■ **Exercise material**:

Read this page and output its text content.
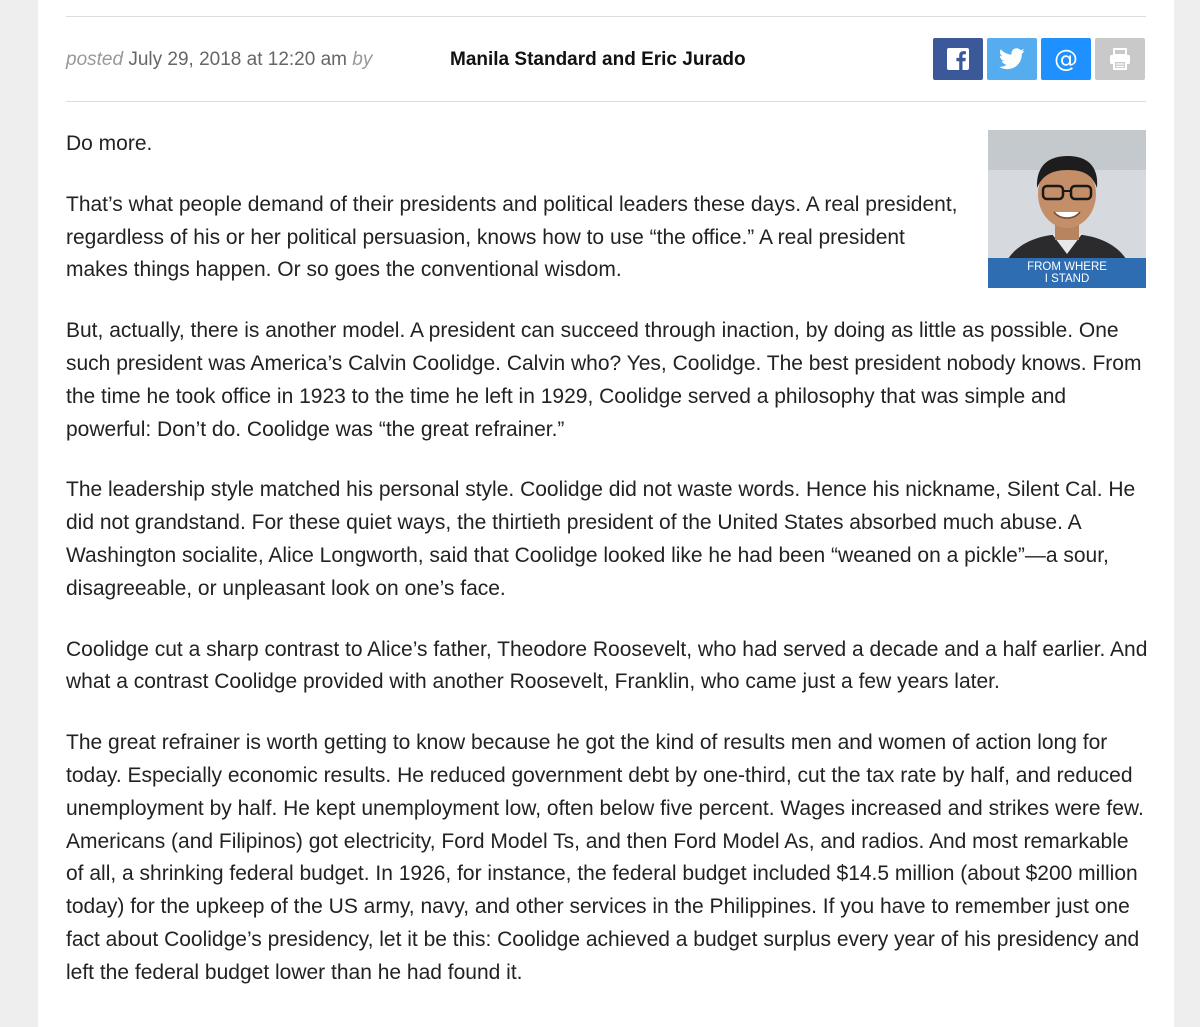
posted July 29, 2018 at 12:20 am by	Manila Standard and Eric Jurado	@
FROM WHERE
I STAND

Do more.

That’s what people demand of their presidents and political leaders these days. A real president, regardless of his or her political persuasion, knows how to use “the office.” A real president makes things happen. Or so goes the conventional wisdom.

But, actually, there is another model. A president can succeed through inaction, by doing as little as possible. One such president was America’s Calvin Coolidge. Calvin who? Yes, Coolidge. The best president nobody knows. From the time he took office in 1923 to the time he left in 1929, Coolidge served a philosophy that was simple and powerful: Don’t do. Coolidge was “the great refrainer.”

The leadership style matched his personal style. Coolidge did not waste words. Hence his nickname, Silent Cal. He did not grandstand. For these quiet ways, the thirtieth president of the United States absorbed much abuse. A Washington socialite, Alice Longworth, said that Coolidge looked like he had been “weaned on a pickle”—a sour, disagreeable, or unpleasant look on one’s face.

Coolidge cut a sharp contrast to Alice’s father, Theodore Roosevelt, who had served a decade and a half earlier. And what a contrast Coolidge provided with another Roosevelt, Franklin, who came just a few years later.

The great refrainer is worth getting to know because he got the kind of results men and women of action long for today. Especially economic results. He reduced government debt by one-third, cut the tax rate by half, and reduced unemployment by half. He kept unemployment low, often below five percent. Wages increased and strikes were few. Americans (and Filipinos) got electricity, Ford Model Ts, and then Ford Model As, and radios. And most remarkable of all, a shrinking federal budget. In 1926, for instance, the federal budget included $14.5 million (about $200 million today) for the upkeep of the US army, navy, and other services in the Philippines. If you have to remember just one fact about Coolidge’s presidency, let it be this: Coolidge achieved a budget surplus every year of his presidency and left the federal budget lower than he had found it.
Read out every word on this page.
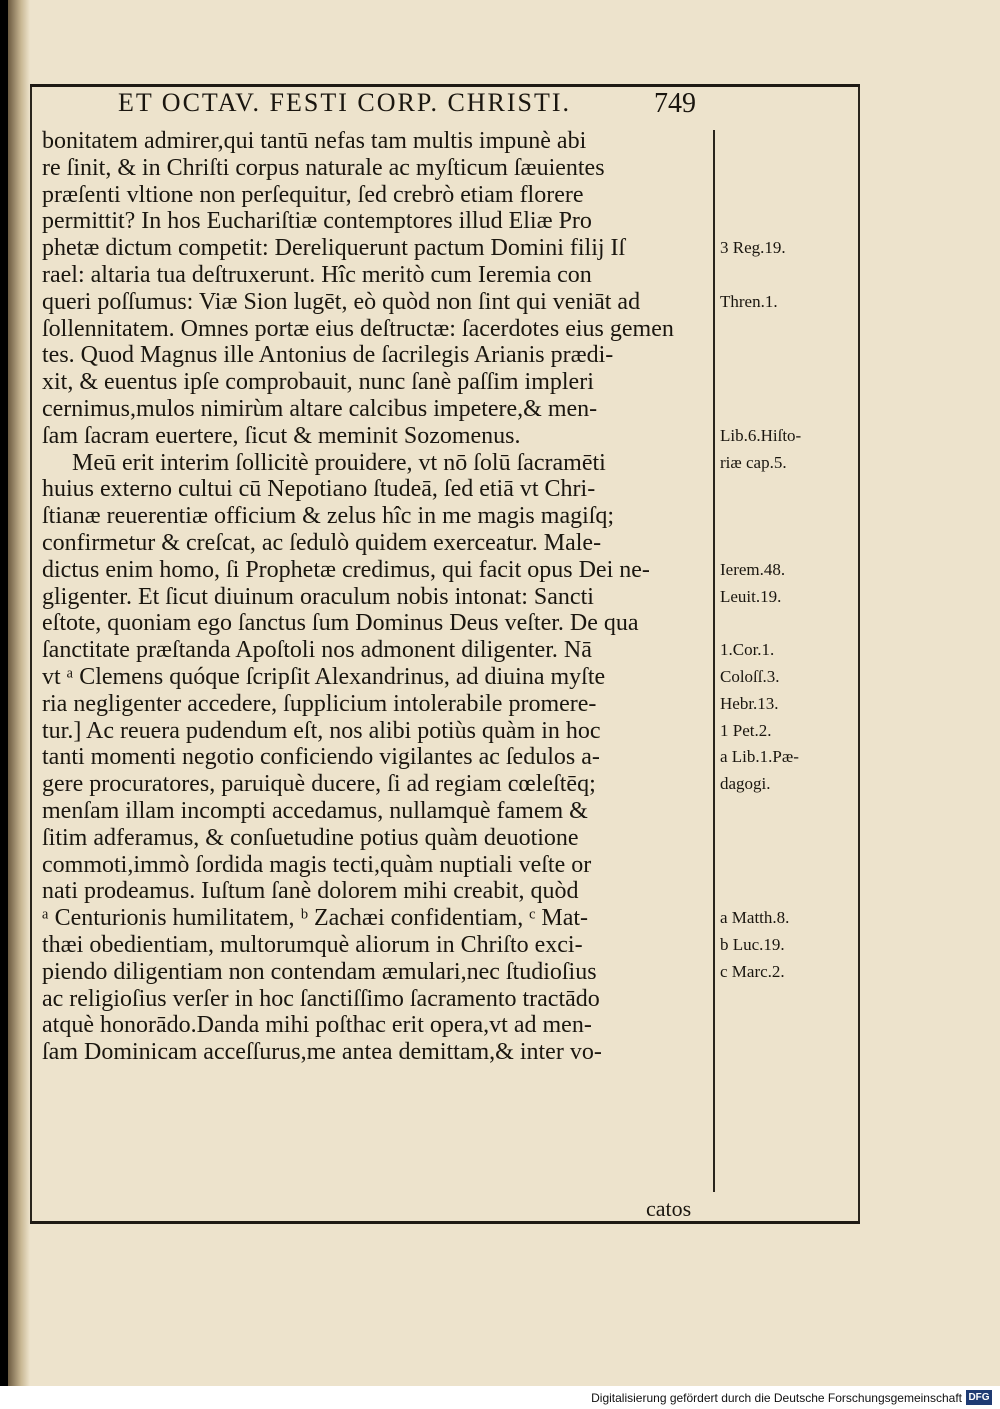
ET OCTAV. FESTI CORP. CHRISTI.	749
bonitatem admirer,qui tantū nefas tam multis impunè abi
re ſinit, & in Chriſti corpus naturale ac myſticum ſæuientes
præſenti vltione non perſequitur, ſed crebrò etiam florere
permittit? In hos Euchariſtiæ contemptores illud Eliæ Pro
phetæ dictum competit: Dereliquerunt pactum Domini filij Iſ
rael: altaria tua deſtruxerunt. Hîc meritò cum Ieremia con
queri poſſumus: Viæ Sion lugēt, eò quòd non ſint qui veniāt ad
ſollennitatem. Omnes portæ eius deſtructæ: ſacerdotes eius gemen
tes. Quod Magnus ille Antonius de ſacrilegis Arianis prædi-
xit, & euentus ipſe comprobauit, nunc ſanè paſſim impleri
cernimus,mulos nimirùm altare calcibus impetere,& men-
ſam ſacram euertere, ſicut & meminit Sozomenus.
Meū erit interim ſollicitè prouidere, vt nō ſolū ſacramēti
huius externo cultui cū Nepotiano ſtudeā, ſed etiā vt Chri-
ſtianæ reuerentiæ officium & zelus hîc in me magis magiſq;
confirmetur & creſcat, ac ſedulò quidem exerceatur. Male-
dictus enim homo, ſi Prophetæ credimus, qui facit opus Dei ne-
gligenter. Et ſicut diuinum oraculum nobis intonat: Sancti
eſtote, quoniam ego ſanctus ſum Dominus Deus veſter. De qua
ſanctitate præſtanda Apoſtoli nos admonent diligenter. Nā
vt ᵃ Clemens quóque ſcripſit Alexandrinus, ad diuina myſte
ria negligenter accedere, ſupplicium intolerabile promere-
tur.] Ac reuera pudendum eſt, nos alibi potiùs quàm in hoc
tanti momenti negotio conficiendo vigilantes ac ſedulos a-
gere procuratores, paruiquè ducere, ſi ad regiam cœleſtēq;
menſam illam incompti accedamus, nullamquè famem &
ſitim adferamus, & conſuetudine potius quàm deuotione
commoti,immò ſordida magis tecti,quàm nuptiali veſte or
nati prodeamus. Iuſtum ſanè dolorem mihi creabit, quòd
ᵃ Centurionis humilitatem, ᵇ Zachæi confidentiam, ᶜ Mat-
thæi obedientiam, multorumquè aliorum in Chriſto exci-
piendo diligentiam non contendam æmulari,nec ſtudioſius
ac religioſius verſer in hoc ſanctiſſimo ſacramento tractādo
atquè honorādo.Danda mihi poſthac erit opera,vt ad men-
ſam Dominicam acceſſurus,me antea demittam,& inter vo-
3 Reg.19.
Thren.1.
Lib.6.Hiſto-
riæ cap.5.
Ierem.48.
Leuit.19.
1.Cor.1.
Coloſſ.3.
Hebr.13.
1 Pet.2.
a Lib.1.Pæ-
dagogi.
a Matth.8.
b Luc.19.
c Marc.2.
catos
Digitalisierung gefördert durch die Deutsche Forschungsgemeinschaft DFG
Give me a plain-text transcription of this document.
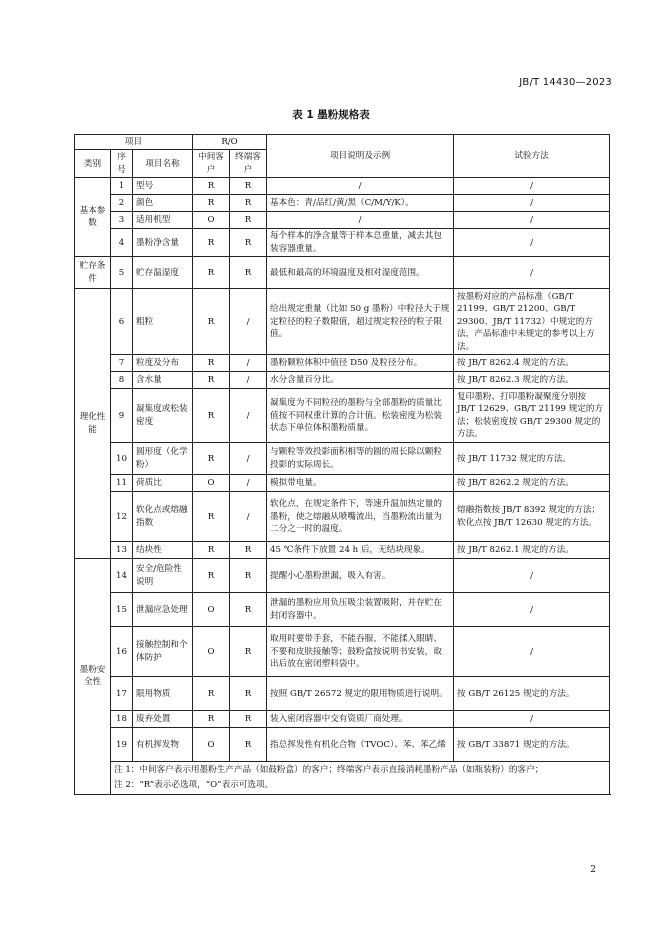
JB/T 14430—2023
表 1 墨粉规格表
项目			R/O		项目说明及示例	试验方法
类别	序号	项目名称	中间客户	终端客户		
基本参数	1	型号	R	R	/	/
	2	颜色	R	R	基本色：青/品红/黄/黑（C/M/Y/K）。	/
	3	适用机型	O	R	/	/
	4	墨粉净含量	R	R	每个样本的净含量等于样本总重量，减去其包装容器重量。	/
贮存条件	5	贮存温湿度	R	R	最低和最高的环境温度及相对湿度范围。	/
理化性能	6	粗粒	R	/	给出规定重量（比如 50 g 墨粉）中粒径大于规定粒径的粒子数限值，超过规定粒径的粒子限值。	按墨粉对应的产品标准（GB/T 21199、GB/T 21200、GB/T 29300、JB/T 11732）中规定的方法，产品标准中未规定的参考以上方法。
	7	粒度及分布	R	/	墨粉颗粒体积中值径 D50 及粒径分布。	按 JB/T 8262.4 规定的方法。
	8	含水量	R	/	水分含量百分比。	按 JB/T 8262.3 规定的方法。
	9	凝集度或松装密度	R	/	凝集度为不同粒径的墨粉与全部墨粉的质量比值按不同权重计算的合计值。松装密度为松装状态下单位体积墨粉质量。	复印墨粉、打印墨粉凝聚度分别按 JB/T 12629、GB/T 21199 规定的方法；松装密度按 GB/T 29300 规定的方法。
	10	圆形度（化学粉）	R	/	与颗粒等效投影面积相等的圆的周长除以颗粒投影的实际周长。	按 JB/T 11732 规定的方法。
	11	荷质比	O	/	模拟带电量。	按 JB/T 8262.2 规定的方法。
	12	软化点或熔融指数	R	/	软化点，在规定条件下，等速升温加热定量的墨粉，使之熔融从喷嘴流出，当墨粉流出量为二分之一时的温度。	熔融指数按 JB/T 8392 规定的方法；软化点按 JB/T 12630 规定的方法。
	13	结块性	R	R	45 ℃条件下放置 24 h 后，无结块现象。	按 JB/T 8262.1 规定的方法。
墨粉安全性	14	安全/危险性说明	R	R	提醒小心墨粉泄漏，吸入有害。	/
	15	泄漏应急处理	O	R	泄漏的墨粉应用负压吸尘装置吸附，并存贮在封闭容器中。	/
	16	接触控制和个体防护	O	R	取用时要带手套，不能吞服、不能揉入眼睛、不要和皮肤接触等；鼓粉盒按说明书安装，取出后放在密闭塑料袋中。	/
	17	限用物质	R	R	按照 GB/T 26572 规定的限用物质进行说明。	按 GB/T 26125 规定的方法。
	18	废弃处置	R	R	装入密闭容器中交有资质厂商处理。	/
	19	有机挥发物	O	R	指总挥发性有机化合物（TVOC）、苯、苯乙烯	按 GB/T 33871 规定的方法。

	注 1：中间客户表示用墨粉生产产品（如鼓粉盒）的客户；终端客户表示直接消耗墨粉产品（如瓶装粉）的客户；
注 2：“R”表示必选项，“O”表示可选项。					
2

■ **Set problem**: Copy every entry word for word, but omit the pictures.

■ **Exercise answer**:
Read this page and output its text content.
posted July 29, 2018 at 12:20 am by	Manila Standard and Eric Jurado	@
FROM WHERE
I STAND

Do more.

That’s what people demand of their presidents and political leaders these days. A real president, regardless of his or her political persuasion, knows how to use “the office.” A real president makes things happen. Or so goes the conventional wisdom.

But, actually, there is another model. A president can succeed through inaction, by doing as little as possible. One such president was America’s Calvin Coolidge. Calvin who? Yes, Coolidge. The best president nobody knows. From the time he took office in 1923 to the time he left in 1929, Coolidge served a philosophy that was simple and powerful: Don’t do. Coolidge was “the great refrainer.”

The leadership style matched his personal style. Coolidge did not waste words. Hence his nickname, Silent Cal. He did not grandstand. For these quiet ways, the thirtieth president of the United States absorbed much abuse. A Washington socialite, Alice Longworth, said that Coolidge looked like he had been “weaned on a pickle”—a sour, disagreeable, or unpleasant look on one’s face.

Coolidge cut a sharp contrast to Alice’s father, Theodore Roosevelt, who had served a decade and a half earlier. And what a contrast Coolidge provided with another Roosevelt, Franklin, who came just a few years later.

The great refrainer is worth getting to know because he got the kind of results men and women of action long for today. Especially economic results. He reduced government debt by one-third, cut the tax rate by half, and reduced unemployment by half. He kept unemployment low, often below five percent. Wages increased and strikes were few. Americans (and Filipinos) got electricity, Ford Model Ts, and then Ford Model As, and radios. And most remarkable of all, a shrinking federal budget. In 1926, for instance, the federal budget included $14.5 million (about $200 million today) for the upkeep of the US army, navy, and other services in the Philippines. If you have to remember just one fact about Coolidge’s presidency, let it be this: Coolidge achieved a budget surplus every year of his presidency and left the federal budget lower than he had found it.
Read out every word on this page.
ET OCTAV. FESTI CORP. CHRISTI.	749
bonitatem admirer,qui tantū nefas tam multis impunè abi
re ſinit, & in Chriſti corpus naturale ac myſticum ſæuientes
præſenti vltione non perſequitur, ſed crebrò etiam florere
permittit? In hos Euchariſtiæ contemptores illud Eliæ Pro
phetæ dictum competit: Dereliquerunt pactum Domini filij Iſ
rael: altaria tua deſtruxerunt. Hîc meritò cum Ieremia con
queri poſſumus: Viæ Sion lugēt, eò quòd non ſint qui veniāt ad
ſollennitatem. Omnes portæ eius deſtructæ: ſacerdotes eius gemen
tes. Quod Magnus ille Antonius de ſacrilegis Arianis prædi-
xit, & euentus ipſe comprobauit, nunc ſanè paſſim impleri
cernimus,mulos nimirùm altare calcibus impetere,& men-
ſam ſacram euertere, ſicut & meminit Sozomenus.
Meū erit interim ſollicitè prouidere, vt nō ſolū ſacramēti
huius externo cultui cū Nepotiano ſtudeā, ſed etiā vt Chri-
ſtianæ reuerentiæ officium & zelus hîc in me magis magiſq;
confirmetur & creſcat, ac ſedulò quidem exerceatur. Male-
dictus enim homo, ſi Prophetæ credimus, qui facit opus Dei ne-
gligenter. Et ſicut diuinum oraculum nobis intonat: Sancti
eſtote, quoniam ego ſanctus ſum Dominus Deus veſter. De qua
ſanctitate præſtanda Apoſtoli nos admonent diligenter. Nā
vt ᵃ Clemens quóque ſcripſit Alexandrinus, ad diuina myſte
ria negligenter accedere, ſupplicium intolerabile promere-
tur.] Ac reuera pudendum eſt, nos alibi potiùs quàm in hoc
tanti momenti negotio conficiendo vigilantes ac ſedulos a-
gere procuratores, paruiquè ducere, ſi ad regiam cœleſtēq;
menſam illam incompti accedamus, nullamquè famem &
ſitim adferamus, & conſuetudine potius quàm deuotione
commoti,immò ſordida magis tecti,quàm nuptiali veſte or
nati prodeamus. Iuſtum ſanè dolorem mihi creabit, quòd
ᵃ Centurionis humilitatem, ᵇ Zachæi confidentiam, ᶜ Mat-
thæi obedientiam, multorumquè aliorum in Chriſto exci-
piendo diligentiam non contendam æmulari,nec ſtudioſius
ac religioſius verſer in hoc ſanctiſſimo ſacramento tractādo
atquè honorādo.Danda mihi poſthac erit opera,vt ad men-
ſam Dominicam acceſſurus,me antea demittam,& inter vo-
3 Reg.19.
Thren.1.
Lib.6.Hiſto-
riæ cap.5.
Ierem.48.
Leuit.19.
1.Cor.1.
Coloſſ.3.
Hebr.13.
1 Pet.2.
a Lib.1.Pæ-
dagogi.
a Matth.8.
b Luc.19.
c Marc.2.
catos
Digitalisierung gefördert durch die Deutsche Forschungsgemeinschaft DFG
Give me a plain-text transcription of this document.
JB/T 14430—2023
表 1 墨粉规格表
项目			R/O		项目说明及示例	试验方法
类别	序号	项目名称	中间客户	终端客户		
基本参数	1	型号	R	R	/	/
	2	颜色	R	R	基本色：青/品红/黄/黑（C/M/Y/K）。	/
	3	适用机型	O	R	/	/
	4	墨粉净含量	R	R	每个样本的净含量等于样本总重量，减去其包装容器重量。	/
贮存条件	5	贮存温湿度	R	R	最低和最高的环境温度及相对湿度范围。	/
理化性能	6	粗粒	R	/	给出规定重量（比如 50 g 墨粉）中粒径大于规定粒径的粒子数限值，超过规定粒径的粒子限值。	按墨粉对应的产品标准（GB/T 21199、GB/T 21200、GB/T 29300、JB/T 11732）中规定的方法，产品标准中未规定的参考以上方法。
	7	粒度及分布	R	/	墨粉颗粒体积中值径 D50 及粒径分布。	按 JB/T 8262.4 规定的方法。
	8	含水量	R	/	水分含量百分比。	按 JB/T 8262.3 规定的方法。
	9	凝集度或松装密度	R	/	凝集度为不同粒径的墨粉与全部墨粉的质量比值按不同权重计算的合计值。松装密度为松装状态下单位体积墨粉质量。	复印墨粉、打印墨粉凝聚度分别按 JB/T 12629、GB/T 21199 规定的方法；松装密度按 GB/T 29300 规定的方法。
	10	圆形度（化学粉）	R	/	与颗粒等效投影面积相等的圆的周长除以颗粒投影的实际周长。	按 JB/T 11732 规定的方法。
	11	荷质比	O	/	模拟带电量。	按 JB/T 8262.2 规定的方法。
	12	软化点或熔融指数	R	/	软化点，在规定条件下，等速升温加热定量的墨粉，使之熔融从喷嘴流出，当墨粉流出量为二分之一时的温度。	熔融指数按 JB/T 8392 规定的方法；软化点按 JB/T 12630 规定的方法。
	13	结块性	R	R	45 ℃条件下放置 24 h 后，无结块现象。	按 JB/T 8262.1 规定的方法。
墨粉安全性	14	安全/危险性说明	R	R	提醒小心墨粉泄漏，吸入有害。	/
	15	泄漏应急处理	O	R	泄漏的墨粉应用负压吸尘装置吸附，并存贮在封闭容器中。	/
	16	接触控制和个体防护	O	R	取用时要带手套，不能吞服、不能揉入眼睛、不要和皮肤接触等；鼓粉盒按说明书安装，取出后放在密闭塑料袋中。	/
	17	限用物质	R	R	按照 GB/T 26572 规定的限用物质进行说明。	按 GB/T 26125 规定的方法。
	18	废弃处置	R	R	装入密闭容器中交有资质厂商处理。	/
	19	有机挥发物	O	R	指总挥发性有机化合物（TVOC）、苯、苯乙烯	按 GB/T 33871 规定的方法。

	注 1：中间客户表示用墨粉生产产品（如鼓粉盒）的客户；终端客户表示直接消耗墨粉产品（如瓶装粉）的客户；
注 2：“R”表示必选项，“O”表示可选项。					
2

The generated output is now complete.